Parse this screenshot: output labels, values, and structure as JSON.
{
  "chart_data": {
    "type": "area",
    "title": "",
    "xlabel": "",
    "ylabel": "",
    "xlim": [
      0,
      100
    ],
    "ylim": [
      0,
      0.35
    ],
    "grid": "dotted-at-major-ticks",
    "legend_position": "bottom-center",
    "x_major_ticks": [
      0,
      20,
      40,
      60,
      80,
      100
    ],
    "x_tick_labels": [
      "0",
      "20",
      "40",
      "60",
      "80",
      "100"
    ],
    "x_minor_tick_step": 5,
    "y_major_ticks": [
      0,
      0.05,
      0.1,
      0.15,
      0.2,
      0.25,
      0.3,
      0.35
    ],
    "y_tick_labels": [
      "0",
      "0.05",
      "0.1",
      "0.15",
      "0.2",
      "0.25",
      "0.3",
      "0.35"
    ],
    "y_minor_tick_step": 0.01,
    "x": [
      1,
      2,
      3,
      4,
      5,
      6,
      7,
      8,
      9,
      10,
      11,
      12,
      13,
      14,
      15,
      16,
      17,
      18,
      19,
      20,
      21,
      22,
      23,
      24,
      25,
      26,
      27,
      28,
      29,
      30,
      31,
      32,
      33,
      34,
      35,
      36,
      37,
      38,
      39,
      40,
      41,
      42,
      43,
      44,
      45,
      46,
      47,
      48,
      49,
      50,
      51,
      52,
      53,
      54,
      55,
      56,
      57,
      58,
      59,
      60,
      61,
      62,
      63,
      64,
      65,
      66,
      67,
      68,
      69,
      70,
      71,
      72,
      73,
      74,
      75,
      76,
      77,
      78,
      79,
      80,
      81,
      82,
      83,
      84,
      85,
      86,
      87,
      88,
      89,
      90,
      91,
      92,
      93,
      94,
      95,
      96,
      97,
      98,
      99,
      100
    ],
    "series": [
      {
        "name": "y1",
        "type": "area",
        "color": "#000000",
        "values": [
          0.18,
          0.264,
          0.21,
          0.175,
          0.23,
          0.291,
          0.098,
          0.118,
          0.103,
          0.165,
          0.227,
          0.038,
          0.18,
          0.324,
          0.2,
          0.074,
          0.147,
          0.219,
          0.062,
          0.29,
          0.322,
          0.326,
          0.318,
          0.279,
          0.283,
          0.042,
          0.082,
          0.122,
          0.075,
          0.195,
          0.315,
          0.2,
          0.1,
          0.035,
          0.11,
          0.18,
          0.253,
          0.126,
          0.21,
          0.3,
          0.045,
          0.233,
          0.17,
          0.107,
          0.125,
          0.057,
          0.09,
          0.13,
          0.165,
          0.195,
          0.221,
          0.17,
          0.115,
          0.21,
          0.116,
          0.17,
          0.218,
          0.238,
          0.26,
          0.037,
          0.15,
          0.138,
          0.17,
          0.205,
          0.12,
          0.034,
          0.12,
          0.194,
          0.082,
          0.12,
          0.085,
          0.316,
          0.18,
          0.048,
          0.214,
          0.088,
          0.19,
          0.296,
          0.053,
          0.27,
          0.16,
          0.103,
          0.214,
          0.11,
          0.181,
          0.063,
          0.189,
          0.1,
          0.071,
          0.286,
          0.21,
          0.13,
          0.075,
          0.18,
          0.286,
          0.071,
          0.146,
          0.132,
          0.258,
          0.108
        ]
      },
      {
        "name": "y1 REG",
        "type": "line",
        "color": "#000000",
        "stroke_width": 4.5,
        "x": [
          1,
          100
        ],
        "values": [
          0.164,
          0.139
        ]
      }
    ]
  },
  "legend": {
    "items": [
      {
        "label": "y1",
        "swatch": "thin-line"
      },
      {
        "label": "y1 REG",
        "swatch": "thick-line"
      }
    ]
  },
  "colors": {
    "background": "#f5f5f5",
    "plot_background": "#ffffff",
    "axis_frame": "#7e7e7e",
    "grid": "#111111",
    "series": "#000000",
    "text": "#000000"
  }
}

===

Objective :: Reproduce each line verbatim.

Exercise response ::
Parse this screenshot: output labels, values, and structure as JSON.
{
  "chart_data": {
    "type": "area",
    "title": "",
    "xlabel": "",
    "ylabel": "",
    "xlim": [
      0,
      100
    ],
    "ylim": [
      0,
      0.35
    ],
    "grid": "dotted-at-major-ticks",
    "legend_position": "bottom-center",
    "x_major_ticks": [
      0,
      20,
      40,
      60,
      80,
      100
    ],
    "x_tick_labels": [
      "0",
      "20",
      "40",
      "60",
      "80",
      "100"
    ],
    "x_minor_tick_step": 5,
    "y_major_ticks": [
      0,
      0.05,
      0.1,
      0.15,
      0.2,
      0.25,
      0.3,
      0.35
    ],
    "y_tick_labels": [
      "0",
      "0.05",
      "0.1",
      "0.15",
      "0.2",
      "0.25",
      "0.3",
      "0.35"
    ],
    "y_minor_tick_step": 0.01,
    "x": [
      1,
      2,
      3,
      4,
      5,
      6,
      7,
      8,
      9,
      10,
      11,
      12,
      13,
      14,
      15,
      16,
      17,
      18,
      19,
      20,
      21,
      22,
      23,
      24,
      25,
      26,
      27,
      28,
      29,
      30,
      31,
      32,
      33,
      34,
      35,
      36,
      37,
      38,
      39,
      40,
      41,
      42,
      43,
      44,
      45,
      46,
      47,
      48,
      49,
      50,
      51,
      52,
      53,
      54,
      55,
      56,
      57,
      58,
      59,
      60,
      61,
      62,
      63,
      64,
      65,
      66,
      67,
      68,
      69,
      70,
      71,
      72,
      73,
      74,
      75,
      76,
      77,
      78,
      79,
      80,
      81,
      82,
      83,
      84,
      85,
      86,
      87,
      88,
      89,
      90,
      91,
      92,
      93,
      94,
      95,
      96,
      97,
      98,
      99,
      100
    ],
    "series": [
      {
        "name": "y1",
        "type": "area",
        "color": "#000000",
        "values": [
          0.18,
          0.264,
          0.21,
          0.175,
          0.23,
          0.291,
          0.098,
          0.118,
          0.103,
          0.165,
          0.227,
          0.038,
          0.18,
          0.324,
          0.2,
          0.074,
          0.147,
          0.219,
          0.062,
          0.29,
          0.322,
          0.326,
          0.318,
          0.279,
          0.283,
          0.042,
          0.082,
          0.122,
          0.075,
          0.195,
          0.315,
          0.2,
          0.1,
          0.035,
          0.11,
          0.18,
          0.253,
          0.126,
          0.21,
          0.3,
          0.045,
          0.233,
          0.17,
          0.107,
          0.125,
          0.057,
          0.09,
          0.13,
          0.165,
          0.195,
          0.221,
          0.17,
          0.115,
          0.21,
          0.116,
          0.17,
          0.218,
          0.238,
          0.26,
          0.037,
          0.15,
          0.138,
          0.17,
          0.205,
          0.12,
          0.034,
          0.12,
          0.194,
          0.082,
          0.12,
          0.085,
          0.316,
          0.18,
          0.048,
          0.214,
          0.088,
          0.19,
          0.296,
          0.053,
          0.27,
          0.16,
          0.103,
          0.214,
          0.11,
          0.181,
          0.063,
          0.189,
          0.1,
          0.071,
          0.286,
          0.21,
          0.13,
          0.075,
          0.18,
          0.286,
          0.071,
          0.146,
          0.132,
          0.258,
          0.108
        ]
      },
      {
        "name": "y1 REG",
        "type": "line",
        "color": "#000000",
        "stroke_width": 4.5,
        "x": [
          1,
          100
        ],
        "values": [
          0.164,
          0.139
        ]
      }
    ]
  },
  "legend": {
    "items": [
      {
        "label": "y1",
        "swatch": "thin-line"
      },
      {
        "label": "y1 REG",
        "swatch": "thick-line"
      }
    ]
  },
  "colors": {
    "background": "#f5f5f5",
    "plot_background": "#ffffff",
    "axis_frame": "#7e7e7e",
    "grid": "#111111",
    "series": "#000000",
    "text": "#000000"
  }
}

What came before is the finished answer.